* **Exercise directions**
Copy, in full, each line of the material that holds the word "plot".
"""
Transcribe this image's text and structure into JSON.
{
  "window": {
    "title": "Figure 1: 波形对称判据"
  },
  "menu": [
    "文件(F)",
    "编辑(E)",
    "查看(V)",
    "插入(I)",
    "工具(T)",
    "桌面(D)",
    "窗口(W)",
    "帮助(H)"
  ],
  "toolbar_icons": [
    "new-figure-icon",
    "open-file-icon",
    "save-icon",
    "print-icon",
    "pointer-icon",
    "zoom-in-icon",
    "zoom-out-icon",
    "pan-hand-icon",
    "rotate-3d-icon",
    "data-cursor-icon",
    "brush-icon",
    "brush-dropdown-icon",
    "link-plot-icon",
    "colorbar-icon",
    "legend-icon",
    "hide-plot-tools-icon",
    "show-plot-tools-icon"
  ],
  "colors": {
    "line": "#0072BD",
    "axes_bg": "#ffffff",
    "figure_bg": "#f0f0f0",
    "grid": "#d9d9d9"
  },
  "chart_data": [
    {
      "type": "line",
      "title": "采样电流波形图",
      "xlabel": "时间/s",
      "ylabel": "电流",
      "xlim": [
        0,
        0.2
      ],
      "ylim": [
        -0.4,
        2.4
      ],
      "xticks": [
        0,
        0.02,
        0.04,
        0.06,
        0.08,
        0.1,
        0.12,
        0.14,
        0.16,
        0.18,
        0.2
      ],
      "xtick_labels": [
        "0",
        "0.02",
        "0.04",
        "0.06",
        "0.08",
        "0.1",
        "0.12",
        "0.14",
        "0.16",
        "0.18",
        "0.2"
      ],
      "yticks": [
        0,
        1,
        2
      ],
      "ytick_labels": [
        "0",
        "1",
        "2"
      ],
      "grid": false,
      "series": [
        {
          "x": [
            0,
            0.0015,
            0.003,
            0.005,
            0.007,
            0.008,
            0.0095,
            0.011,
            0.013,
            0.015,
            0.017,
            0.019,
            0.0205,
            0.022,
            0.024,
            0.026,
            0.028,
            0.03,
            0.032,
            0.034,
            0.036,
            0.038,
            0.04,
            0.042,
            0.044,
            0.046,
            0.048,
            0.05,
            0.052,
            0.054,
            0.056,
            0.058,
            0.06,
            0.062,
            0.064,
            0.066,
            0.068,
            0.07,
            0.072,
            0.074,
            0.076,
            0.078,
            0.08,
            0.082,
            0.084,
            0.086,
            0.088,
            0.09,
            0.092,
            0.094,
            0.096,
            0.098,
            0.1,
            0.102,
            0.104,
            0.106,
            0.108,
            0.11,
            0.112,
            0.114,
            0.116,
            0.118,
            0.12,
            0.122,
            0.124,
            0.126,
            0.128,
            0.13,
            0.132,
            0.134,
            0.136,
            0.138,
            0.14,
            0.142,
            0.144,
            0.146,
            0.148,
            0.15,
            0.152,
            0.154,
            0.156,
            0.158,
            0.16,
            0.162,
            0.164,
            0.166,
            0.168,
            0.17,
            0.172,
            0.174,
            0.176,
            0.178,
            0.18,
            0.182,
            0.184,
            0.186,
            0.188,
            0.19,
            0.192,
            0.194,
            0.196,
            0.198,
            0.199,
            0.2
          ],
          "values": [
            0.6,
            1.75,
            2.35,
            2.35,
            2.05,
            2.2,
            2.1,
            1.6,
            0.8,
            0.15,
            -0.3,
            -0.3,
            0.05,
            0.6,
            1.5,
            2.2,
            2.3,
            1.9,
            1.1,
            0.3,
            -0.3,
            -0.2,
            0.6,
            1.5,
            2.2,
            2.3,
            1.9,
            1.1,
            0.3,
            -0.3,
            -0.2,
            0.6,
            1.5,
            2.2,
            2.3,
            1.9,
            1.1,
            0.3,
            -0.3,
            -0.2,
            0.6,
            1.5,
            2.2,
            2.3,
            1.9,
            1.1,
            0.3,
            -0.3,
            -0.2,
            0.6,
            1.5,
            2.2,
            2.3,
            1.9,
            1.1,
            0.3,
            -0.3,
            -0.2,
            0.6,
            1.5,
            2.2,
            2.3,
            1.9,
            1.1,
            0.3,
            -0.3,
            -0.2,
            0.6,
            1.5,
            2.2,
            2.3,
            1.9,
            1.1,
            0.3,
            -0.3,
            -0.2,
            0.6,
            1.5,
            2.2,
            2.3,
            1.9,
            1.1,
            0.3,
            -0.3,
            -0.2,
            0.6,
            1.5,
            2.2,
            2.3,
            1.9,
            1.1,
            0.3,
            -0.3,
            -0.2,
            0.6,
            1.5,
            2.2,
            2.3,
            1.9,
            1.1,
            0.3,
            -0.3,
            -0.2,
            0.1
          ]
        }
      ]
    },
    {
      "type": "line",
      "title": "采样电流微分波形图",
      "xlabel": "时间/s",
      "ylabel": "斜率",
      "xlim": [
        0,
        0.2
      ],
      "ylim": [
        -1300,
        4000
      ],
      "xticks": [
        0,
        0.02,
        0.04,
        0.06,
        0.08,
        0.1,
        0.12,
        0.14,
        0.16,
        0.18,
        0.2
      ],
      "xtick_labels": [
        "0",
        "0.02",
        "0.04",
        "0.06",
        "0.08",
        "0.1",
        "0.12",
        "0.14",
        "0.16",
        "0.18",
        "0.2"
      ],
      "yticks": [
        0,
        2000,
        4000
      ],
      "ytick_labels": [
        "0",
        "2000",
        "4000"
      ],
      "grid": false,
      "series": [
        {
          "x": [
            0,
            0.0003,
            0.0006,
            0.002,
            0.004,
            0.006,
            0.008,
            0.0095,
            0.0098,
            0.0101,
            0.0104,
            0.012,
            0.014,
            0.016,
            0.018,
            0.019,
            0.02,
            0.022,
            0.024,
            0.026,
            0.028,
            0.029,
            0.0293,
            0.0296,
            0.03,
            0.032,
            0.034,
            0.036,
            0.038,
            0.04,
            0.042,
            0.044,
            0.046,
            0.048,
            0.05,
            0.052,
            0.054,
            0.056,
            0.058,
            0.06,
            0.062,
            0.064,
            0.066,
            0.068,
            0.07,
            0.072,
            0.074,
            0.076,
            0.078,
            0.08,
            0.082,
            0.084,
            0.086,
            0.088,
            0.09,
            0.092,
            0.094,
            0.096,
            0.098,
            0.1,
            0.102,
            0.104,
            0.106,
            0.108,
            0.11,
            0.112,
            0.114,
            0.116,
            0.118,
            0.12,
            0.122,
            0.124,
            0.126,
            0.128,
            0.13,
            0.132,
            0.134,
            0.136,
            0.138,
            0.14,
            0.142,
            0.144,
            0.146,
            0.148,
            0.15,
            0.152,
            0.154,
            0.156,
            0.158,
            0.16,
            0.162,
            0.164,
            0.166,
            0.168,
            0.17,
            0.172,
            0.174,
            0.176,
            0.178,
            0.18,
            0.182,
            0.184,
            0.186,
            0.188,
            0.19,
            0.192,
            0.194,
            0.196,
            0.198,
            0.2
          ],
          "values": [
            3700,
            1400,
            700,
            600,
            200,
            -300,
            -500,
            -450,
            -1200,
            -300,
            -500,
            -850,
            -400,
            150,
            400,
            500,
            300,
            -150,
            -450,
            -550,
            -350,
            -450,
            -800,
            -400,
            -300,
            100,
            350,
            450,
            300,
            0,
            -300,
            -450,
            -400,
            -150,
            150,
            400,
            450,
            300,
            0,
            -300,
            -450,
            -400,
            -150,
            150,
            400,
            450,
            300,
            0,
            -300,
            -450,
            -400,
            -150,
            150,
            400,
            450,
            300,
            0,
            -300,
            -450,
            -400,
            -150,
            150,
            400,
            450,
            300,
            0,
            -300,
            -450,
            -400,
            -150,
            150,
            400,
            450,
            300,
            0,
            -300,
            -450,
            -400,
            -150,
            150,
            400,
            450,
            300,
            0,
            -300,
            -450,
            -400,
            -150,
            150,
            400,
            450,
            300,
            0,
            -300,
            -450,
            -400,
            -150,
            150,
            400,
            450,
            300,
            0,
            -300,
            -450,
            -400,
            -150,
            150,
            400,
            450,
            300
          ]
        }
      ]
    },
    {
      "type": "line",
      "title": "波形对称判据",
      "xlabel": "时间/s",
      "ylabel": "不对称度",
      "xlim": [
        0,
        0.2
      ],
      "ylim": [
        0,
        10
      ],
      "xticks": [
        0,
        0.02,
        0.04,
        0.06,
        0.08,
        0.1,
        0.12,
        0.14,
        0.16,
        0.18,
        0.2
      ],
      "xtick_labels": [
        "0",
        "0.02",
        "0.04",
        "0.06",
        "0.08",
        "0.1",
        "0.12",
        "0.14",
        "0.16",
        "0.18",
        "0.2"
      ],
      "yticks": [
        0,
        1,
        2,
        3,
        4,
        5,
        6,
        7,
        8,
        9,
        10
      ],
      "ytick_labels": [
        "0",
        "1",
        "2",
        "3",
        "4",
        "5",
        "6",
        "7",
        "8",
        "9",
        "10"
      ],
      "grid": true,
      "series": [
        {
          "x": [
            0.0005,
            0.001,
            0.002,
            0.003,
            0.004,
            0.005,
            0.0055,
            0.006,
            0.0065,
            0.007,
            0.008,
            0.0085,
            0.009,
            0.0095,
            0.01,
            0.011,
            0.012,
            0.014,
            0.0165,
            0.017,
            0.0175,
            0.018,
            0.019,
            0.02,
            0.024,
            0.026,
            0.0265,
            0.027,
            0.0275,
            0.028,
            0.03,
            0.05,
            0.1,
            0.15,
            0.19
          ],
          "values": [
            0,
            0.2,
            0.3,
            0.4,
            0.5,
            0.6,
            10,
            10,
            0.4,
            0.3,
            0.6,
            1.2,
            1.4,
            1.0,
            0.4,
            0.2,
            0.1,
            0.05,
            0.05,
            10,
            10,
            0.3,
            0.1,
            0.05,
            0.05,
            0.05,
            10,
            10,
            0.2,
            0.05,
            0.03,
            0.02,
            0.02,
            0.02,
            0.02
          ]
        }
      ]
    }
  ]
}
"""
* **Result for this exercise**
    "link-plot-icon",
    "hide-plot-tools-icon",
    "show-plot-tools-icon"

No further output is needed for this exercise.